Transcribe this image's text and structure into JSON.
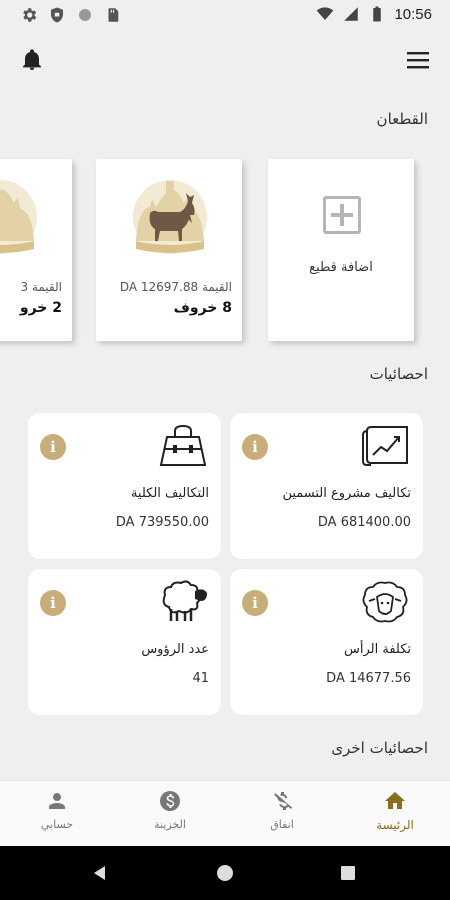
{
  "status_bar": {
    "time": "10:56",
    "left_icons": [
      "gear-icon",
      "shield-icon",
      "circle-icon",
      "sdcard-icon"
    ],
    "right_icons": [
      "wifi-icon",
      "signal-icon",
      "battery-icon"
    ]
  },
  "app_bar": {
    "left_icon": "bell-icon",
    "right_icon": "menu-icon"
  },
  "herds": {
    "title": "القطعان",
    "add_label": "اضافة قطيع",
    "cards": [
      {
        "value": "القيمة DA 12697.88",
        "count": "8 خروف"
      },
      {
        "value": "القيمة 3",
        "count": "2 خرو"
      }
    ]
  },
  "stats": {
    "title": "احصائيات",
    "cards": [
      {
        "label": "تكاليف مشروع التسمين",
        "value": "DA 681400.00",
        "icon": "chart-scroll-icon"
      },
      {
        "label": "التكاليف الكلية",
        "value": "DA 739550.00",
        "icon": "handbag-icon"
      },
      {
        "label": "تكلفة الرأس",
        "value": "DA 14677.56",
        "icon": "sheep-head-icon"
      },
      {
        "label": "عدد الرؤوس",
        "value": "41",
        "icon": "sheep-icon"
      }
    ],
    "info_glyph": "i"
  },
  "other_stats": {
    "title": "احصائيات اخرى"
  },
  "bottom_nav": {
    "items": [
      {
        "label": "الرئيسة",
        "icon": "home-icon",
        "active": true
      },
      {
        "label": "انفاق",
        "icon": "no-money-icon",
        "active": false
      },
      {
        "label": "الخزينة",
        "icon": "dollar-coin-icon",
        "active": false
      },
      {
        "label": "حسابي",
        "icon": "person-icon",
        "active": false
      }
    ]
  },
  "colors": {
    "accent": "#8a6e1e",
    "info": "#c8ad78",
    "background": "#efefef"
  }
}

• [WHAT YOU ARE ASKED TO DO]:
Write out every line of the entries that holds the word "title".

• [TASK RESULT]:
    "title": "القطعان",
    "title": "احصائيات",
    "title": "احصائيات اخرى"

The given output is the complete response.